DOCUMENT SECTION:
========

Kim Yong-ju (; 1920 – 14 December 2021) was a North Korean politician and the younger brother of Kim Il-sung, who ruled North Korea from 1948 to 1994. Under his brother's rule, Kim Yong-ju held key posts including Politburo member in the Workers' Party of Korea (WPK) during the 1960s and early 1970s, but he fell out of favour in 1974 following a power struggle with Kim Jong-il. From 1998 until his death in 2021, he held the ceremonial position of Honorary Vice President of the Presidium of the Supreme People's Assembly (SPA), North Korea's parliament.

Biography
Kim Yong-ju was born to Kim Hyong-jik and Kang Pan-sok in Taedong County in 1920, eight years after his elder brother Kim Il-sung. When Kim was three years old, his family moved to southern Manchuria.

After graduating from the economics department at Moscow State University in 1945, where he also took a deep interest in philosophy, Kim Yong-ju joined the Workers' Party of Korea. His rise through the party's echelons was rapid; from the 1950s to the 1960s he was chief cadre (1954), vice-director (1957) and finally director (1960) of the WPK Organization and Guidance Department. He was appointed member of the WPK Central Committee at the Party's 4th Congress in 1961. In 1966, he was promoted to Organizing Secretary of the WPK Central Committee.

========

PROBLEMS TO SOLVE:
• 1. Using the Kim Yong-ju biography above, answer these questions:
(a) In what year did Kim Yong-ju fall out of favor?
(b) Where did his family move when he was three years old?
(c) From which department of Moscow State University did he graduate?
• 2. Does each statement agree with the Kim Yong-ju biography above? Answer yes or no, and quote the words that decide it.
(a) Kim Yong-ju was born eight years after Kim Il-sung.
(b) He became director of the WPK Organization and Guidance Department in 1957.
(c) He held the post of Honorary Vice President of the Presidium of the SPA until he died.
• 3. Continue the Kim Yong-ju biography from its final sentence.

DATA:
========

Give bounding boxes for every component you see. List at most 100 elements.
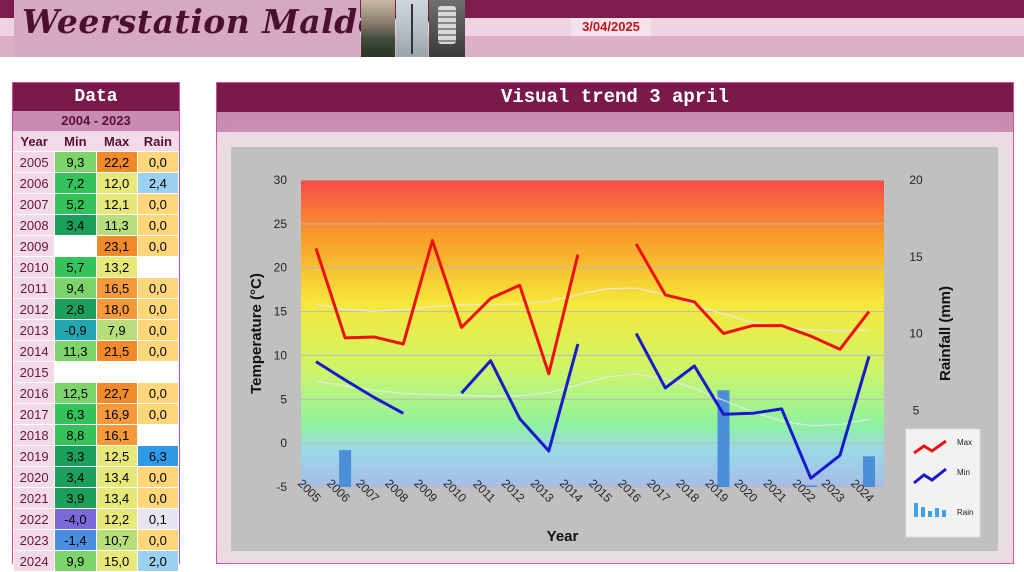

========

FINAL RESULTS:
• 1.
(a) 1974
(b) Southern Manchuria
(c) The economics department

• 2.
(a) Yes: "eight years after his elder brother Kim Il-sung"
(b) No: "vice-director (1957) and finally director (1960)"
(c) Yes: "From 1998 until his death in 2021"

• 3.
In 1967, he proposed to his brother the "Ten Principles for the Establishment of the One-Ideology System" (whose first principle was: "We must give our all in the struggle to unify the entire society with the revolutionary ideology of the great leader Comrade Kim Il Sung"), which were published only in 1974.

In 1972, he represented North Korea in secret negotiations with Park Chung-hee's government in South Korea. The discussions led to the signing of the July 4th North–South Korea Joint Statement by Kim and his South Korean counterpart Lee Hu-rak establishing agreed preconditions for potential Korean reunification.

By 1970, when he was elected WPK Politburo member, Kim Yong-ju was widely believed to be Kim Il-sung's successor. He was also elected to the top  and the SPA Presidium in 1972. However, at the same time Kim Il-sung started grooming his own son Kim Jong-il to be his designated successor, and a power struggle erupted.

It was the period when the WPK was focusing ideologically on Kim Il-sung's Juche; while Kim Jong-il actively stood for this process, Kim Yong-ju, having studied in the Soviet Union, supported a more classical view of Marxism and was not fond of the extensive personality cult built around his brother. This played to Kim Jong-il's advantage: Kim Yong-ju was more and more marginalized, his key allies Kim To-man (director of propaganda) and  (director of international liaison) were removed, and he himself was finally attacked by Kim Il-sung. After a Central Committee plenum in February 1974, Kim Jong-il was granted the position of heir apparent and Kim Yong-ju was demoted to vice-premier.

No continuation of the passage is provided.